* Problem to solve
Which lines contain the word "우리바이오"? Return each of them as written.

* Data entries
────

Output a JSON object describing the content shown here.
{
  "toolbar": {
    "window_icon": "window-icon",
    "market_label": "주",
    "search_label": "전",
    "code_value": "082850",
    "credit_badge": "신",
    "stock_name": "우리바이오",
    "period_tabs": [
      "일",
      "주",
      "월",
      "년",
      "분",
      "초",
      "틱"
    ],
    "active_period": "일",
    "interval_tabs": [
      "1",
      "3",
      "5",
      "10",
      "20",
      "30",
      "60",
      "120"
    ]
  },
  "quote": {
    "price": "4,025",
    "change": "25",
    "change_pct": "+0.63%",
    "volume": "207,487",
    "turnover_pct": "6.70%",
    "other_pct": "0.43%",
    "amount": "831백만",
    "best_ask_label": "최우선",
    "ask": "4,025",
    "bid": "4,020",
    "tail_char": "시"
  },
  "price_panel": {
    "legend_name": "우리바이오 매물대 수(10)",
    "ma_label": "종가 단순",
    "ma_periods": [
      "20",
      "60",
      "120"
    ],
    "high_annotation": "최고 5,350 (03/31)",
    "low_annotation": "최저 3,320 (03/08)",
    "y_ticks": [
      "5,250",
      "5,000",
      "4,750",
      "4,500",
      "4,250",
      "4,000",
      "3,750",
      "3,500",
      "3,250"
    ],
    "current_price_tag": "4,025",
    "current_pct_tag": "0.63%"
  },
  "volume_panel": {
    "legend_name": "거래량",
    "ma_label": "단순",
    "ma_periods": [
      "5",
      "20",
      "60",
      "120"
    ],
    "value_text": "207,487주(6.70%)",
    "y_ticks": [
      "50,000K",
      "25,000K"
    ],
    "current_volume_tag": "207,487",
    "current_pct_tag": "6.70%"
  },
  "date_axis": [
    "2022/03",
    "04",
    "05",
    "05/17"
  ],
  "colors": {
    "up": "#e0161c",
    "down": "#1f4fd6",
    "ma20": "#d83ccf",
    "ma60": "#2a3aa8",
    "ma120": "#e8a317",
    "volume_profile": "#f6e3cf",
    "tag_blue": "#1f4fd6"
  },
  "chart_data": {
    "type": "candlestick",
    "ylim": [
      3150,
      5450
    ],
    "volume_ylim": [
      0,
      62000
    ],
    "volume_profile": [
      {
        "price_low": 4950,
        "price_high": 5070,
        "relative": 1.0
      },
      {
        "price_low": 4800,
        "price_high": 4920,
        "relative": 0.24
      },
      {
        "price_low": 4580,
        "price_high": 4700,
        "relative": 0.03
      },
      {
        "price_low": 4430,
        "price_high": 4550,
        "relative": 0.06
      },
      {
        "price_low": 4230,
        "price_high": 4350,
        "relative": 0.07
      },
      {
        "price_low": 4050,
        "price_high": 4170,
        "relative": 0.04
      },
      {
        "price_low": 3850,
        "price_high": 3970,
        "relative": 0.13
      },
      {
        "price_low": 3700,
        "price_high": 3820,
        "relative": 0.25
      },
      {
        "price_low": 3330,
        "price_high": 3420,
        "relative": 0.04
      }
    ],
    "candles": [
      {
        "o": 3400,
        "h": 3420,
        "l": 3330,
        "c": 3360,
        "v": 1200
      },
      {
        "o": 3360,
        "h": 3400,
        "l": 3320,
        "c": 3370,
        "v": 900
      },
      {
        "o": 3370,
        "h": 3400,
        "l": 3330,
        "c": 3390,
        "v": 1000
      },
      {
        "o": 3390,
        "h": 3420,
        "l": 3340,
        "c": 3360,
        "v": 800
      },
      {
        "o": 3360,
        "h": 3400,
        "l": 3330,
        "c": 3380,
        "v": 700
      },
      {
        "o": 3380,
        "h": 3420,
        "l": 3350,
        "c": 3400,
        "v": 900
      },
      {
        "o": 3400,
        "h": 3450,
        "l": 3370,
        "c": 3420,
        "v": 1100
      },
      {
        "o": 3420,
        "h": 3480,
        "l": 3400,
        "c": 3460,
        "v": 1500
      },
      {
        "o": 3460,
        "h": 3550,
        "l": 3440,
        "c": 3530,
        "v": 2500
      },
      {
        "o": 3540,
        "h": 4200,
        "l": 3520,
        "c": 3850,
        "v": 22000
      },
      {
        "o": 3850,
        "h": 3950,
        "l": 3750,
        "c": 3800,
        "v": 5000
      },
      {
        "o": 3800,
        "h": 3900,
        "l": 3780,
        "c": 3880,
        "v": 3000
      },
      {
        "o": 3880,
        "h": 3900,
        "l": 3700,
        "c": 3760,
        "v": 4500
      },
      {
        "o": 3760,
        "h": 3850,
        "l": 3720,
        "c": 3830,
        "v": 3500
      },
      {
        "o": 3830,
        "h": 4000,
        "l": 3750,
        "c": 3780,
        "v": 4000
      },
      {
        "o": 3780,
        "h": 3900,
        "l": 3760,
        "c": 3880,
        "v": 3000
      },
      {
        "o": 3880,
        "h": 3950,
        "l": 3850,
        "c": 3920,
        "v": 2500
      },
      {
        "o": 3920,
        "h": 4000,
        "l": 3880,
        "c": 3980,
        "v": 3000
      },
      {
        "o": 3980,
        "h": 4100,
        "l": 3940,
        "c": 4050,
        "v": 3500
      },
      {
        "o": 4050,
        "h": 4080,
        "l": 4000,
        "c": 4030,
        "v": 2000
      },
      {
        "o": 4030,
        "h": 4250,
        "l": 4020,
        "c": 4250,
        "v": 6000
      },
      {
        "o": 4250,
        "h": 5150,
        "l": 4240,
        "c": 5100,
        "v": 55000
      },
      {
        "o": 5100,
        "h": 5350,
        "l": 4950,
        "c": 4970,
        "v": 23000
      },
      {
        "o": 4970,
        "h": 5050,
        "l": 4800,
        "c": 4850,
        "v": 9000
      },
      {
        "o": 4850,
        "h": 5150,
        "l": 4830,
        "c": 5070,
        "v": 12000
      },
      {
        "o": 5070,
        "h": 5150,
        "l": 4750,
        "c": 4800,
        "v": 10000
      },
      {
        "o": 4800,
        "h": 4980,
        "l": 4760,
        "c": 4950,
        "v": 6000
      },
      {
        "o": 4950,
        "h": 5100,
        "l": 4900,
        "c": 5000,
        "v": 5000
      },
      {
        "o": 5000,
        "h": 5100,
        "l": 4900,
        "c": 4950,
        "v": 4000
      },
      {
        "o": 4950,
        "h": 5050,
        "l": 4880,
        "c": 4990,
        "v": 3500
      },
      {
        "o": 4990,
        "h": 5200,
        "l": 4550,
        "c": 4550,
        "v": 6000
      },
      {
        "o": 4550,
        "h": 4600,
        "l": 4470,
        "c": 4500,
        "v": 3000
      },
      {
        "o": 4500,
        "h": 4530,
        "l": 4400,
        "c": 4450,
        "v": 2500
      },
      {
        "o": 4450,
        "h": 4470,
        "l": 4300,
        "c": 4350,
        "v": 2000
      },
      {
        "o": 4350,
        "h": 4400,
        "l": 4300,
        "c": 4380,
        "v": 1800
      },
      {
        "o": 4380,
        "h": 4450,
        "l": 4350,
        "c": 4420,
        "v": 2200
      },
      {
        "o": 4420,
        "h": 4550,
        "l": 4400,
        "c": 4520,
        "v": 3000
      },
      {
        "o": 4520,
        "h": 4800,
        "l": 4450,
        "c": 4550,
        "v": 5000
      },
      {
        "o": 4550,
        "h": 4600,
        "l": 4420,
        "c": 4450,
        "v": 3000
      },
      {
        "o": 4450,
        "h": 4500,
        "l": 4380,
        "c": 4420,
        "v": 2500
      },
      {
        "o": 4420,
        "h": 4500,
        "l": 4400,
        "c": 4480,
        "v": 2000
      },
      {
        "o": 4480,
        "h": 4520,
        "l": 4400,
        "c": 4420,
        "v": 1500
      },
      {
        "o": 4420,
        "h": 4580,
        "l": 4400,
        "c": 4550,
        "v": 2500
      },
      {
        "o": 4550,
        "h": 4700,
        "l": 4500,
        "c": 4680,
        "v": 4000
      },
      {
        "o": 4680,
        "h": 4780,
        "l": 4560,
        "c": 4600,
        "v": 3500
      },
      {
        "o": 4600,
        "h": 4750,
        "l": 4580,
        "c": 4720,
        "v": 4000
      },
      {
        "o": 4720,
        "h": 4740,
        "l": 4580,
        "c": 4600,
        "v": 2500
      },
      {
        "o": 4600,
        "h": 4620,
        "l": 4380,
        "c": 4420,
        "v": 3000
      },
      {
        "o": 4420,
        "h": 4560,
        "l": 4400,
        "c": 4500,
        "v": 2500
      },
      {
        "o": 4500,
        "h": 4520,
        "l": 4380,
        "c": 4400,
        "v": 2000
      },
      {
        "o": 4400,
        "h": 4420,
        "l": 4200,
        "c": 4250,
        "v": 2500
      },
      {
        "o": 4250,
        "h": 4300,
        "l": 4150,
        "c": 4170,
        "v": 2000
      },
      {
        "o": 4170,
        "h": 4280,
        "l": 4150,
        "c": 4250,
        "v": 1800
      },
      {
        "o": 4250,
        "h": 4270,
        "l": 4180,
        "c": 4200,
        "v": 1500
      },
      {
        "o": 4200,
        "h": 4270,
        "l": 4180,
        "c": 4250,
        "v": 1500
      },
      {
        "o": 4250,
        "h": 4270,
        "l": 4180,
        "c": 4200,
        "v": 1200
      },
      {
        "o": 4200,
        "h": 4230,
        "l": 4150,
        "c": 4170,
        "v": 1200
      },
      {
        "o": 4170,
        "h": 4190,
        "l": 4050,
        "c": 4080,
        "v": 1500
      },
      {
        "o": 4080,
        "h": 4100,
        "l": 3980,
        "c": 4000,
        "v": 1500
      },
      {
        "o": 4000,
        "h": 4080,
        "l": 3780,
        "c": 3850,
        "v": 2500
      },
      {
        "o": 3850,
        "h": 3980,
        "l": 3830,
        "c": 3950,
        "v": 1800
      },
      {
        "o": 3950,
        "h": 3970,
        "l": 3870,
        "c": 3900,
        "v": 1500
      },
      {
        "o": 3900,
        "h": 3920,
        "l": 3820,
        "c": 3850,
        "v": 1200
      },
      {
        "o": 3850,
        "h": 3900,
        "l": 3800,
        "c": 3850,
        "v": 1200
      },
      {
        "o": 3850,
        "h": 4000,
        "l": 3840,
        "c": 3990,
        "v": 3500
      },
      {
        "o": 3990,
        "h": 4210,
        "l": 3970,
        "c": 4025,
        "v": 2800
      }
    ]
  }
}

────

* Solution to this task
    "stock_name": "우리바이오",
    "legend_name": "우리바이오 매물대 수(10)",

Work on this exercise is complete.